- **Provided text**:
+++

'Significant' hike in WorkSafeNB rates likely in 2018, employers told

Employers in New Brunswick should expect another "significant" increase in the rates they pay in 2018, on top of the 33 per cent hike they were hit with at the start of January, says WorkSafe NB.

The Crown corporation appeared before a committee of MLAs Thursday, with acting president and CEO Tim Petersen offering a detailed explanation of why the rates are going up.

Employers started paying $1.48 per $100 of assessed payroll on Jan. 1, up from $1.11 last year.

Petersen said it was too early to predict what the 2018 increase will be.

"I can't lock it down," he told reporters. "I think it will be significant based on the trends we're seeing."

Appeal decisions drive up rates

Petersen told MLAs the increases come in part from appeal tribunal decisions that rewrite WorkSafe policy and must be implemented, increasing benefits that are paid out to workers injured on the job.

"If they overrule a board policy, then that has an effect for not only that claim, but it has effect for all other claims that come before us," he said. "The policy has effectively been changed and we have to implement that."

At the same time, there are more claims, and injured workers are being awarded compensation over longer periods of time, he said.

Progressive Conservative MLA Bill Oliver was skeptical of the CEO's explanation, suggesting WorkSafe should do more to spread increases over a longer period.

"It came down three years ago, two years ago, last year," he said during the committee session. "And then all of a sudden, it jumped so high. I think personally it's an overreaction to a trend.

"I know you have all types of forecasters and people who look at this every day, but it just seems a bit out of whack."

Business groups upset

Business groups have condemned this year's increase, saying it will discourage owners from hiring more employees.

WorkSafe NB functions like insurance. The premiums go into a fund that is used to pay out compensation benefits for injured workers. If there isn't enough money in the fund to cover what has to be paid out, rates must go up.

Petersen told the MLAs it's agency policy to collect enough money to cover 110 per cent of its payout obligations, giving itself a cushion.

At the same time, it has to look at long-term trends in the number of claims and how long it will spend paying them out.

WorkSafe is at 122 per cent now but forecasts having to pay out more claims in the coming years, requiring the increase.

Discount given

Petersen said, though, that Worksafe will give employers a discount of 23 cents in 2017. That will lower the amount it is overfunded so it can move back toward its target of 110 per cent over time.

The discount is "really a mechanism designed to draw the funding level down, but not down all at one time," he said.

"If we were to adjust to 110 per cent all in one year, you'd wipe out the entire rate. The discount would mean you wouldn't have to charge anything."

But the pool of money is susceptible to swings "not just on the way down," he said. "They can happen on the way up."

He said WorkSafe is already smoothing out the need for more money by spreading it out over time. Without doing that, it would have to charge a rate "substantially" over $2 per $100 of assessed payroll, he said.

Rates lower than 90s

Petersen pointed out rates have been going down for a decade and are still lower now than they were in the 1990s.

He also responded to comments by the chair of the Workers' Compensation Appeal Tribunal, which hears appeals of WorkSafe decisions.

Chair Daniel Theriault told CBC News in December the tribunal overturns 90 per cent of cases brought to it, often because WorkSafe doesn't bother to show up to argue for upholding them.

"We have in fact sought standing at a couple of different appeal hearings, unsuccessfully," Petersen said.

+++

- **Questions on the material**:
1) Answer these questions from the WorkSafeNB rates article:
(a) What rate per $100 of assessed payroll did employers start paying on Jan. 1?
(b) What percentage of its payout obligations does agency policy aim to collect?
(c) What percentage of the cases brought to it does the appeal tribunal overturn, according to its chair?
2) Return, word for word, the stretch of the WorkSafeNB rates article from "Employers started paying" through "time, he said.".
The rows that follow have no connection to the WorkSafeNB rates article.

- **Information**:
+++

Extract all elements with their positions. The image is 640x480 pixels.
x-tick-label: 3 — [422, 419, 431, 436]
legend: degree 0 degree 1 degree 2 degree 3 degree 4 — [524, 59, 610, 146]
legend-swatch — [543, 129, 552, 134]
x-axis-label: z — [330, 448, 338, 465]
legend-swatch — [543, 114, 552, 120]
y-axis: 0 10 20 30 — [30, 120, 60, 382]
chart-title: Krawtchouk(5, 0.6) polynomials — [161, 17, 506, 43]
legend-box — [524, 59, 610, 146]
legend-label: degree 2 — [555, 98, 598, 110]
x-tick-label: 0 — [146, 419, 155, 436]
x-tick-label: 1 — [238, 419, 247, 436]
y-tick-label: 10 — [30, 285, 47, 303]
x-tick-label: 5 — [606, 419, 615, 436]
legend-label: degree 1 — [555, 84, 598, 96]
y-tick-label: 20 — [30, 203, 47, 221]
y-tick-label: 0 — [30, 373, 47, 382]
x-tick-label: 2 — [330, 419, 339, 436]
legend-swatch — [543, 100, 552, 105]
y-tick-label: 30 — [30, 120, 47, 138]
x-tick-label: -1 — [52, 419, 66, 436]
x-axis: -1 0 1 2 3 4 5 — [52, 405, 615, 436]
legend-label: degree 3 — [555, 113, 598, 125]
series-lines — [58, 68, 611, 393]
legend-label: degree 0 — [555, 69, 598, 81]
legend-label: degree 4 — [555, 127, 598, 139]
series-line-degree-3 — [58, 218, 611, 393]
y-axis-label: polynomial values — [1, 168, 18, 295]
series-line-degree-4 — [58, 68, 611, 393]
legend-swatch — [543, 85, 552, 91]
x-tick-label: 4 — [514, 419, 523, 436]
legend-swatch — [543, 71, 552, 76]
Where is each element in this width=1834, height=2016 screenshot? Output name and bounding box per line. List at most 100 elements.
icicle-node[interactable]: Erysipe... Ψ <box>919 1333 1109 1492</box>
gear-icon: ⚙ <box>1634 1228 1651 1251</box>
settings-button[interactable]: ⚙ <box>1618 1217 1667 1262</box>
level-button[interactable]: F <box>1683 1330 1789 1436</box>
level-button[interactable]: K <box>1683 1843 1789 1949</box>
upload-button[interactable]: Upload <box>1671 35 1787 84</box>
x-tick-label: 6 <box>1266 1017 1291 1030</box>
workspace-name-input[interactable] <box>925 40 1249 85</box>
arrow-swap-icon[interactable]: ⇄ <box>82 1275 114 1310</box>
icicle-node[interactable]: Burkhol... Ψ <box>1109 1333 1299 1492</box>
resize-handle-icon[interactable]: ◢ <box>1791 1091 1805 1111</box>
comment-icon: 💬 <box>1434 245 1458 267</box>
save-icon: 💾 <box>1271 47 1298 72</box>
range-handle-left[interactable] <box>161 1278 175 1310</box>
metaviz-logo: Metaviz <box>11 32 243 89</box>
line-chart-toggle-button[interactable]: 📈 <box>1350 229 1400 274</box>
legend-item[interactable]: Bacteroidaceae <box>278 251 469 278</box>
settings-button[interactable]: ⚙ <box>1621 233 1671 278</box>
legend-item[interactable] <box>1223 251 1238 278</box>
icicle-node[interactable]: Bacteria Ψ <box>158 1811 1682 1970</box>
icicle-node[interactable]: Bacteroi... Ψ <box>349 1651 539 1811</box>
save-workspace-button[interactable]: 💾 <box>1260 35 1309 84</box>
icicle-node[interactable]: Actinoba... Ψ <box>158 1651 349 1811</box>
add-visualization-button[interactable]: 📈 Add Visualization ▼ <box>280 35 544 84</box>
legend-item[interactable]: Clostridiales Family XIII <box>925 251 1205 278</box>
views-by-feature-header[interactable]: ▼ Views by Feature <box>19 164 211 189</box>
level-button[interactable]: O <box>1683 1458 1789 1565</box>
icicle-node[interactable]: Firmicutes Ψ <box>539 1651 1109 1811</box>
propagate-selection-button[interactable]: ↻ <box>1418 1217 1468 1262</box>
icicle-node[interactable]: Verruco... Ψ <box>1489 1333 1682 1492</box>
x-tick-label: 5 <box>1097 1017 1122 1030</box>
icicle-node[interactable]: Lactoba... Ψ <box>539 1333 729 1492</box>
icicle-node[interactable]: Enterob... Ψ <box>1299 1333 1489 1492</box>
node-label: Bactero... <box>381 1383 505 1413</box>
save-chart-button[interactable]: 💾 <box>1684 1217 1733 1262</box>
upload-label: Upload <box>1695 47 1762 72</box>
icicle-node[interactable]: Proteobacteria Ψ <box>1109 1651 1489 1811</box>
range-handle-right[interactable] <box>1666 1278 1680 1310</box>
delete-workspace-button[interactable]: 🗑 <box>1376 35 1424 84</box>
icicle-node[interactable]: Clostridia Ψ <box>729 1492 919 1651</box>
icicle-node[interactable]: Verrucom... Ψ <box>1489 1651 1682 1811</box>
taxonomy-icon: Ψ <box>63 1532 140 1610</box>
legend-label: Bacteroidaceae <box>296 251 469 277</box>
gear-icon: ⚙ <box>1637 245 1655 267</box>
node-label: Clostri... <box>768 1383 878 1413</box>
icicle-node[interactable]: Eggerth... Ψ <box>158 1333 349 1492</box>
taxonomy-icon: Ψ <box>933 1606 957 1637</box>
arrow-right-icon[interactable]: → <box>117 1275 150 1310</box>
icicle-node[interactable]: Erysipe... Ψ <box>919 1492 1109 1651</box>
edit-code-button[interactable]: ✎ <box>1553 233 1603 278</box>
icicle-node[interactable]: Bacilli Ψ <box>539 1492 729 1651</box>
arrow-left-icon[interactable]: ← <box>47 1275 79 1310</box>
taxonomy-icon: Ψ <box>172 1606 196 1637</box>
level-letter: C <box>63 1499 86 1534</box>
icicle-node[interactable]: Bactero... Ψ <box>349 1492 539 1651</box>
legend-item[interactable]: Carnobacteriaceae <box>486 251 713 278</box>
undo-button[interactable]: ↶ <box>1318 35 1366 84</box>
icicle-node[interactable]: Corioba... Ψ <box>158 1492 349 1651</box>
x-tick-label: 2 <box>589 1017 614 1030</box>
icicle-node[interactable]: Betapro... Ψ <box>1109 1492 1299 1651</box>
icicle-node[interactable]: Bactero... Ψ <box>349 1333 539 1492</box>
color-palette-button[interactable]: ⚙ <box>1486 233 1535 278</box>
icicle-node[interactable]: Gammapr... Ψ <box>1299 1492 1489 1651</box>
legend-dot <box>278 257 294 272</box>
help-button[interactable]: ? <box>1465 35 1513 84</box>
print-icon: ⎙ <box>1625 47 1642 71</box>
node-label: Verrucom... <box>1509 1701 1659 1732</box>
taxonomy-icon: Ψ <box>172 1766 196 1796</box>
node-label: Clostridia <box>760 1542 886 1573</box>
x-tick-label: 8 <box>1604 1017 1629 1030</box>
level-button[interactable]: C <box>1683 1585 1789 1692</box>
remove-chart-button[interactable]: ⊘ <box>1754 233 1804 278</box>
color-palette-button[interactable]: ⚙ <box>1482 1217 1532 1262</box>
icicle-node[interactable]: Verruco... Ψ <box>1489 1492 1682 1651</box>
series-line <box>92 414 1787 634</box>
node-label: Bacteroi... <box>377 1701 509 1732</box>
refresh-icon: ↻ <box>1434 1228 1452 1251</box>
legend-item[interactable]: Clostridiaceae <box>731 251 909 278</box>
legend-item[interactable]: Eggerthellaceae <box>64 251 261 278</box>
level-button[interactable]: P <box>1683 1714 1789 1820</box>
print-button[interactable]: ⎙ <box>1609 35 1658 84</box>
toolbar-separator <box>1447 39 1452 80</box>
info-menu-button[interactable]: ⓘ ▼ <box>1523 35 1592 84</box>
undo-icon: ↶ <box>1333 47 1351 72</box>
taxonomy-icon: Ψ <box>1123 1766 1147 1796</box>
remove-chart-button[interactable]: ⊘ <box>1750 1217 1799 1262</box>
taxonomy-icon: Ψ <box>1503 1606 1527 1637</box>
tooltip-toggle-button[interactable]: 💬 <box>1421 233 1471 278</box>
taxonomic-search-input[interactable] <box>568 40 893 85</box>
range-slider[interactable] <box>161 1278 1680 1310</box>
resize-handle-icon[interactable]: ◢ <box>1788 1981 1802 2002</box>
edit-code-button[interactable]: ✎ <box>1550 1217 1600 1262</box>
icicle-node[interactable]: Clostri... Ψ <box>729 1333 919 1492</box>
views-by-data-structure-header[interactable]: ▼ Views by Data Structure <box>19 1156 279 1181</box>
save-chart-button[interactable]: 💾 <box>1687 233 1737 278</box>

+++

- **Solutions to the exercise**:
1)
(a) $1.48
(b) 110 percent
(c) 90 percent

2)
Employers started paying $1.48 per $100 of assessed payroll on Jan. 1, up from $1.11 last year.

Petersen said it was too early to predict what the 2018 increase will be.

"I can't lock it down," he told reporters. "I think it will be significant based on the trends we're seeing."

Appeal decisions drive up rates

Petersen told MLAs the increases come in part from appeal tribunal decisions that rewrite WorkSafe policy and must be implemented, increasing benefits that are paid out to workers injured on the job.

"If they overrule a board policy, then that has an effect for not only that claim, but it has effect for all other claims that come before us," he said. "The policy has effectively been changed and we have to implement that."

At the same time, there are more claims, and injured workers are being awarded compensation over longer periods of time, he said.